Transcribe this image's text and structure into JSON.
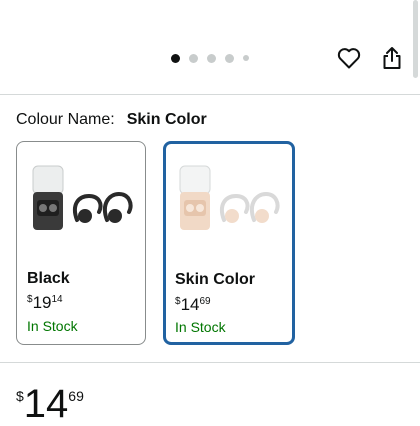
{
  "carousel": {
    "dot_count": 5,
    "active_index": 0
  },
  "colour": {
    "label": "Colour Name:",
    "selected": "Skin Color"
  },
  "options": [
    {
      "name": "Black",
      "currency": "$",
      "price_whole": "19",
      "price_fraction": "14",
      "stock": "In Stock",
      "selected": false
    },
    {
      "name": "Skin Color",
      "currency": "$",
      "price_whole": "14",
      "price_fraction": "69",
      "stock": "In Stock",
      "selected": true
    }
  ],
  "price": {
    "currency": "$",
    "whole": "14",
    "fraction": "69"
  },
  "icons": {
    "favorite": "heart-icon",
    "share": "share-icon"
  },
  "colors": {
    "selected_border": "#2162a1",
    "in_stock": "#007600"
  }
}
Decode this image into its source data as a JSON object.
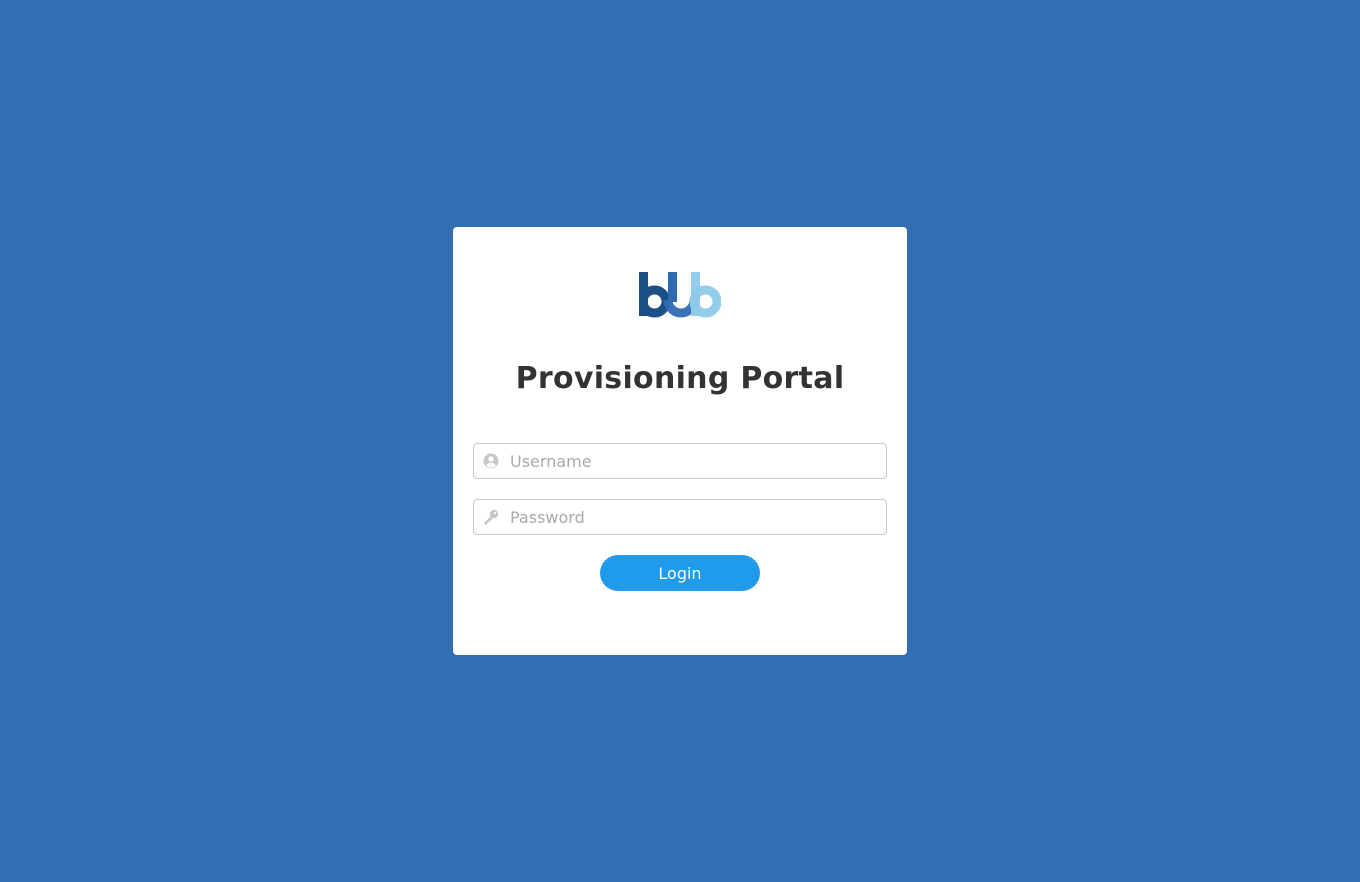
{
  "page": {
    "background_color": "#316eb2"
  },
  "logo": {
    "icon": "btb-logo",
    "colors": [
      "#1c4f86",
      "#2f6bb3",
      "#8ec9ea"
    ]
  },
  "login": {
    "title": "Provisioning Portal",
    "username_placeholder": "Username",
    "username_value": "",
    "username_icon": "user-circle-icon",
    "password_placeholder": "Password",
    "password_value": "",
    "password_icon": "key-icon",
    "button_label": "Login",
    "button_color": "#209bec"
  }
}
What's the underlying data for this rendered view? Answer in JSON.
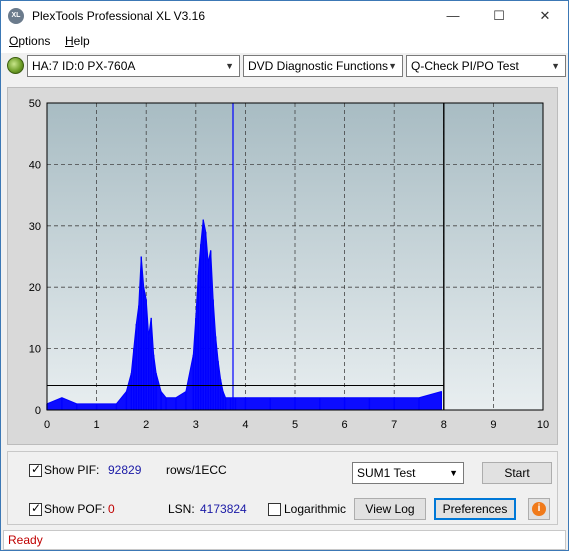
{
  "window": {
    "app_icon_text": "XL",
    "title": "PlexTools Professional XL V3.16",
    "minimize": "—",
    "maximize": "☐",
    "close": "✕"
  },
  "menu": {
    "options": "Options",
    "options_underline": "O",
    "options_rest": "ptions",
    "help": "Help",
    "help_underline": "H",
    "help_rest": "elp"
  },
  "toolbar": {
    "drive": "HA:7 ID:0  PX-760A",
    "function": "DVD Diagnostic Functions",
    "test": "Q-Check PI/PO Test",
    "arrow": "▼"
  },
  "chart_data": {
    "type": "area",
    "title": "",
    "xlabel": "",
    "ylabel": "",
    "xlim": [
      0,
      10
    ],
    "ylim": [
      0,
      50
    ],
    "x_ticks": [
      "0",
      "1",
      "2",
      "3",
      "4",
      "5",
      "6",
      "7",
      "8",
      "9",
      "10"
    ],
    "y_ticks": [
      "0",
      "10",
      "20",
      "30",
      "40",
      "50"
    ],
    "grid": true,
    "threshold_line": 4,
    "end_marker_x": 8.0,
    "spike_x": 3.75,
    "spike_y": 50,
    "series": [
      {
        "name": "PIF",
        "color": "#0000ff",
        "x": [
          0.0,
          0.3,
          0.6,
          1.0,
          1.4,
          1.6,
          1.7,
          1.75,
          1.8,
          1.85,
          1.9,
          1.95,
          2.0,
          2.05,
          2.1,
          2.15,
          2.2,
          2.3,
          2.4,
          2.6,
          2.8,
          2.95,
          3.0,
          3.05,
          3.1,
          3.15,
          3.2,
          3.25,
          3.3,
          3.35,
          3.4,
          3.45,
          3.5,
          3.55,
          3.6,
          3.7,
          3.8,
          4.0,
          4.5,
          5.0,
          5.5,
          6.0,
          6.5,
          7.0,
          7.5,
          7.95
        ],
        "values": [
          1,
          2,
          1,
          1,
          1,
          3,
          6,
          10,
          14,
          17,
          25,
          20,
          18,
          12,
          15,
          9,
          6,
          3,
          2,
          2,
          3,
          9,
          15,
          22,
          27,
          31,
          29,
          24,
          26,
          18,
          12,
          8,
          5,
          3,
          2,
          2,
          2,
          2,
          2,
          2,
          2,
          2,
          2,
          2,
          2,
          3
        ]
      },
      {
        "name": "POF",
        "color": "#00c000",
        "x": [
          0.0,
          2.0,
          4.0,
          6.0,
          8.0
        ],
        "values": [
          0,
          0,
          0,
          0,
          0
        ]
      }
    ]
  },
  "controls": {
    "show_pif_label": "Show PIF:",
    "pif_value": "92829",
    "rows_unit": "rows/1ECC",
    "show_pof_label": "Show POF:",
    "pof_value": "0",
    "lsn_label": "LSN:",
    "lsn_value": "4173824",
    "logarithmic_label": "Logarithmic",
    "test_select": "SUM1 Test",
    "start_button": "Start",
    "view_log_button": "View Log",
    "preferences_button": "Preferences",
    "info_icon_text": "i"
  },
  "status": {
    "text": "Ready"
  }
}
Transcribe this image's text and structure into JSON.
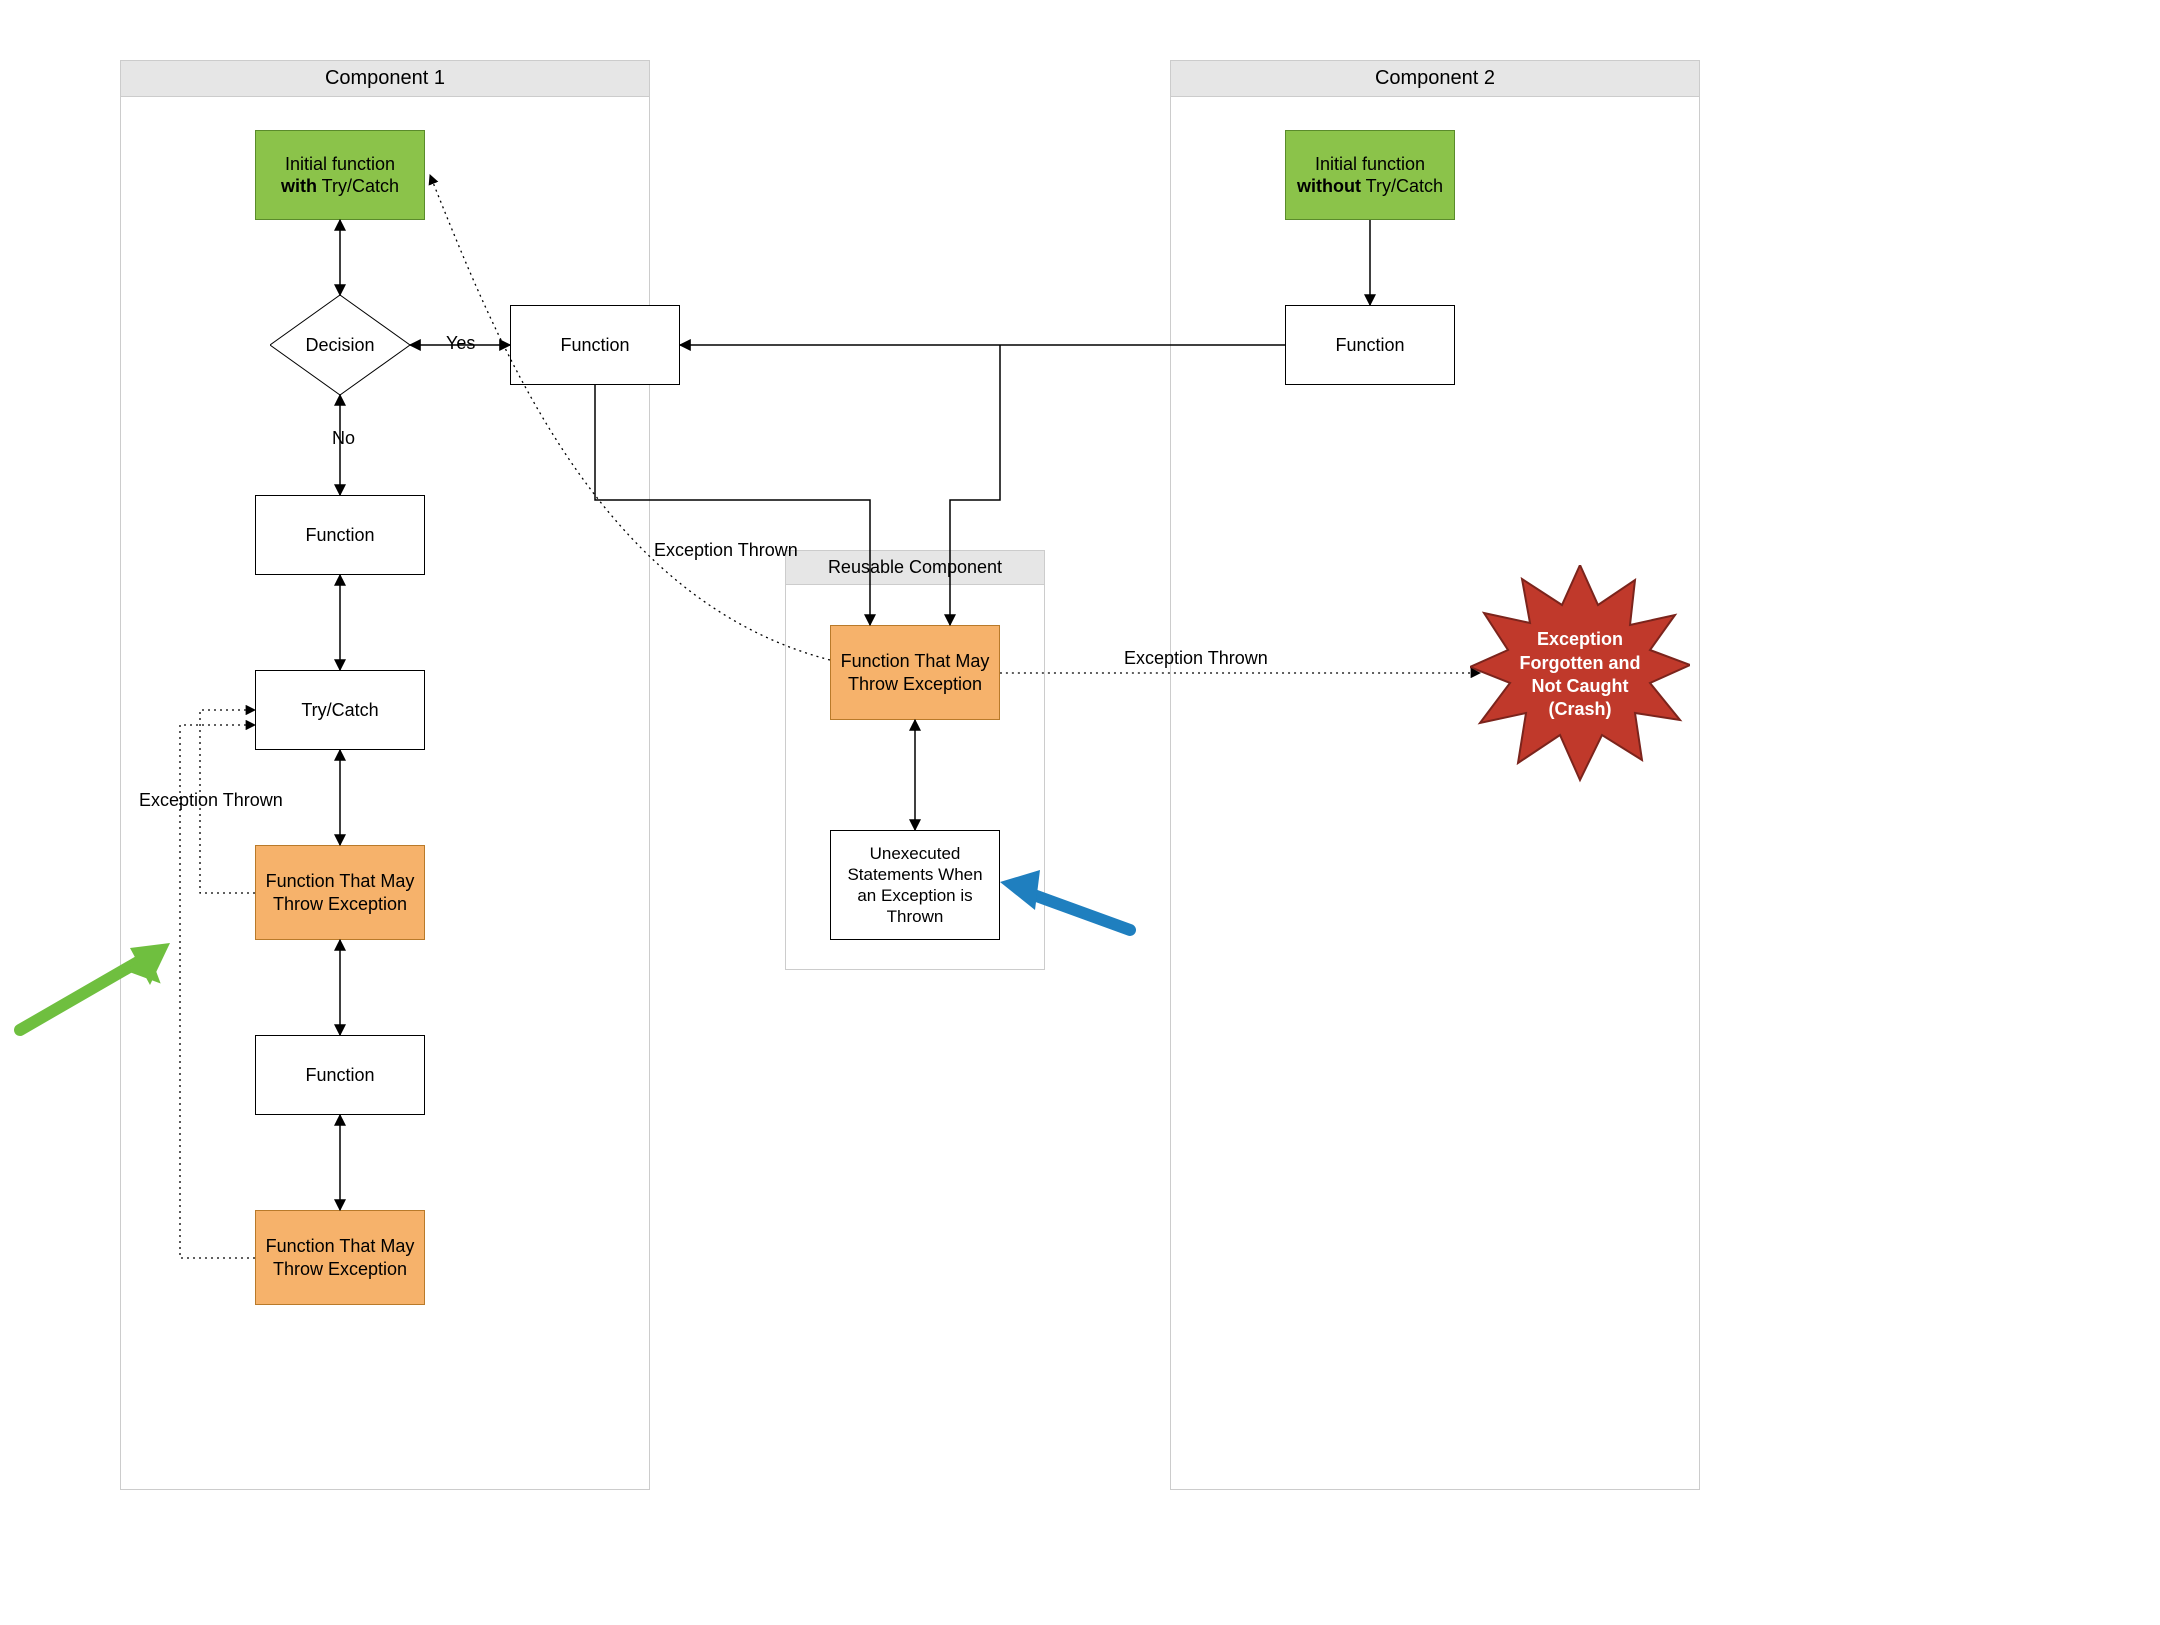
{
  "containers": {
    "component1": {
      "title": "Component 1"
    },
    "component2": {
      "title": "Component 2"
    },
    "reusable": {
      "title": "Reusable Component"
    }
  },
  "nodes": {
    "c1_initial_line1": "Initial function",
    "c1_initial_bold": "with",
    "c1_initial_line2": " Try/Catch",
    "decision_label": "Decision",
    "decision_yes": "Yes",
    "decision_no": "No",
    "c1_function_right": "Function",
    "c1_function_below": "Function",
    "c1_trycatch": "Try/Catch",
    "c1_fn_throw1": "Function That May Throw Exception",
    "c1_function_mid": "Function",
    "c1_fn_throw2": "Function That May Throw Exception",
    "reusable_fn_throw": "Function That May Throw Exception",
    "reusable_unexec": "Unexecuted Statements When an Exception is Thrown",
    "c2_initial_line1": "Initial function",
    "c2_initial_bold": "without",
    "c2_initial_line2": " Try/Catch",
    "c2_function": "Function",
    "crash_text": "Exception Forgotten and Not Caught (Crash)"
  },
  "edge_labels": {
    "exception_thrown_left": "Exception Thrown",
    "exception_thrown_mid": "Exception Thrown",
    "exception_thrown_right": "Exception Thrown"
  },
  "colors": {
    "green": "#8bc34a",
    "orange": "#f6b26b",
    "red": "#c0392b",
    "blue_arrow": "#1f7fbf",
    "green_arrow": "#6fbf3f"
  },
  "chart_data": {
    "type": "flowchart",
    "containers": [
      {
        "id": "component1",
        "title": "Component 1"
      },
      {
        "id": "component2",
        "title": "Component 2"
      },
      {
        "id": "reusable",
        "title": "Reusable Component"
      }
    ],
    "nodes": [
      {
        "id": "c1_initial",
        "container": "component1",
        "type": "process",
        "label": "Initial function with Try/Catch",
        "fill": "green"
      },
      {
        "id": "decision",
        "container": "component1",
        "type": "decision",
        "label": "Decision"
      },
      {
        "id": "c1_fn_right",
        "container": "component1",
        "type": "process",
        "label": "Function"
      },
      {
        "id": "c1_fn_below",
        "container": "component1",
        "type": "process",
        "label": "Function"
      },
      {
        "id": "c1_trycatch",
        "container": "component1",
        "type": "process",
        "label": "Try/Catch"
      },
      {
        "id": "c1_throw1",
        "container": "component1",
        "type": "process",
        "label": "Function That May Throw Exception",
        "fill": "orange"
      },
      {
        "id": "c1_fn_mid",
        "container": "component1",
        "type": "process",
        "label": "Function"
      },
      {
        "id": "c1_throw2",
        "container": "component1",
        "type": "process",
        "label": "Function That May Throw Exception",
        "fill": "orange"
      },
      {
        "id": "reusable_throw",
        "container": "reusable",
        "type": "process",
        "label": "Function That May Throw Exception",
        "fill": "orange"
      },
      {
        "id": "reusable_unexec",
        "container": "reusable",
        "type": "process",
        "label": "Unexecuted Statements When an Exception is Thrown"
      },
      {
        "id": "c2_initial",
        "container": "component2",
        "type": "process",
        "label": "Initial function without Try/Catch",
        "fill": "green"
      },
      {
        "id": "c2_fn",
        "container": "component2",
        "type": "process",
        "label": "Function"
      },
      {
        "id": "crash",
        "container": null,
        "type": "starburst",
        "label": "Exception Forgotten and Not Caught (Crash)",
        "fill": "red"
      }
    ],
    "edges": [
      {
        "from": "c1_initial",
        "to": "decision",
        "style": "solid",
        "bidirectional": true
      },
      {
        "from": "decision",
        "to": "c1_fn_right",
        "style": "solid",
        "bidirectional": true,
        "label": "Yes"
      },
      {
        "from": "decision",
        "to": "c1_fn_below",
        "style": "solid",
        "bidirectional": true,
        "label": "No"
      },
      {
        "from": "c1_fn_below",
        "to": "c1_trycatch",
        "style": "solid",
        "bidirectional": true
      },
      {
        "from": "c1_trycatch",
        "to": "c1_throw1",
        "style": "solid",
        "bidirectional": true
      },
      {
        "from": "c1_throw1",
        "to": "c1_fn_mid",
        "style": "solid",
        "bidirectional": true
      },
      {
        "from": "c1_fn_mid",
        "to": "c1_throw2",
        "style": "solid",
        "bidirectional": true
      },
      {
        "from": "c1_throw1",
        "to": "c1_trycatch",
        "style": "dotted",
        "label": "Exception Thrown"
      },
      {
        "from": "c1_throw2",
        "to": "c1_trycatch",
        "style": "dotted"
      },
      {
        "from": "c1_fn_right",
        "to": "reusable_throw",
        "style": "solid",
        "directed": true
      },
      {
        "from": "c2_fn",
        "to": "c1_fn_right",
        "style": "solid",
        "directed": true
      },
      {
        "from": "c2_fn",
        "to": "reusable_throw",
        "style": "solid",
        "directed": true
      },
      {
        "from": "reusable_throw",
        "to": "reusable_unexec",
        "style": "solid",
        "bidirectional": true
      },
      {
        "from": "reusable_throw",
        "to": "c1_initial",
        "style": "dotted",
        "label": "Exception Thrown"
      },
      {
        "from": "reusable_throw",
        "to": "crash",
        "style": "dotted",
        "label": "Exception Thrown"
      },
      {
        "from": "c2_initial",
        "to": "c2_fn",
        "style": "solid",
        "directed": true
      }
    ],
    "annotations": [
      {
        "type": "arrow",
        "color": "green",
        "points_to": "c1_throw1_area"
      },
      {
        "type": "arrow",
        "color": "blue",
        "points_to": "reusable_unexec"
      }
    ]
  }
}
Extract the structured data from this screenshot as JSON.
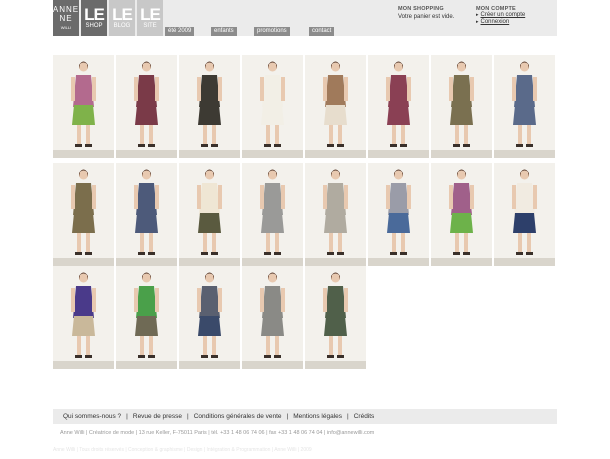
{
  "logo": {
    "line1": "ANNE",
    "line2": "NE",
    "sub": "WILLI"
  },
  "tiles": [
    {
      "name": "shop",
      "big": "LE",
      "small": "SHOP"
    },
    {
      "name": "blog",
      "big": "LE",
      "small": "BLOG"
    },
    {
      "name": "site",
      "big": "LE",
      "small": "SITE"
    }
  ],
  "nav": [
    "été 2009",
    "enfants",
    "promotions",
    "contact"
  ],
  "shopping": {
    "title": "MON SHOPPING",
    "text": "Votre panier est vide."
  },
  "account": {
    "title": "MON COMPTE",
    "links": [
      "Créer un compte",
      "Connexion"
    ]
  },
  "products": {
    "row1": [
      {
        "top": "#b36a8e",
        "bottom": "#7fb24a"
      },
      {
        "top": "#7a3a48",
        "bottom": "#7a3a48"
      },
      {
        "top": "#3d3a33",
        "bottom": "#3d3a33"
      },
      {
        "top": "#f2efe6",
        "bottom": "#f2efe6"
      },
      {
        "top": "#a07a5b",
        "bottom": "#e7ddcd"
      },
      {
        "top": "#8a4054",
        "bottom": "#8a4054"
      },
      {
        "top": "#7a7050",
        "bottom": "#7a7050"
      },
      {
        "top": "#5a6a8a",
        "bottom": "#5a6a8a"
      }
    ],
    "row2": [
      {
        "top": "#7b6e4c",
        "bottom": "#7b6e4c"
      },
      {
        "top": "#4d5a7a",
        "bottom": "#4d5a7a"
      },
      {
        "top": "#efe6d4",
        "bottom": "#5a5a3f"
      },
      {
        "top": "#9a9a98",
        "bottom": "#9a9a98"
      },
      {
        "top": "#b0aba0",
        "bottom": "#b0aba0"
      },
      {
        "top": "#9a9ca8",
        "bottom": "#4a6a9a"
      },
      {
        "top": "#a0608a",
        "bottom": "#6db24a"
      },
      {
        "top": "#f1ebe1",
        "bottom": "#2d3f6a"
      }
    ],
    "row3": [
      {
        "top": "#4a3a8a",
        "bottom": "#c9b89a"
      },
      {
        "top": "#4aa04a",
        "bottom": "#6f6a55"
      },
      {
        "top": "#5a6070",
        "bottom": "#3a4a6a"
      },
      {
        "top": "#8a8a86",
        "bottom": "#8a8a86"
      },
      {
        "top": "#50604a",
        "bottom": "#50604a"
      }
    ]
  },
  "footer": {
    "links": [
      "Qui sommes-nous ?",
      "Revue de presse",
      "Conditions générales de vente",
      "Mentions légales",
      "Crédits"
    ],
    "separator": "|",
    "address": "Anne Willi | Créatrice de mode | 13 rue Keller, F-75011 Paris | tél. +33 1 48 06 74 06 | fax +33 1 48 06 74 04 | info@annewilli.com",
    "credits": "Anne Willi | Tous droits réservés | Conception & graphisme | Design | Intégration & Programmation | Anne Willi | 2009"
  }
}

▸ What you have to do
Work through the records line by line and tally those with the word "Show". Report only the total.

▸ Answer to the problem
2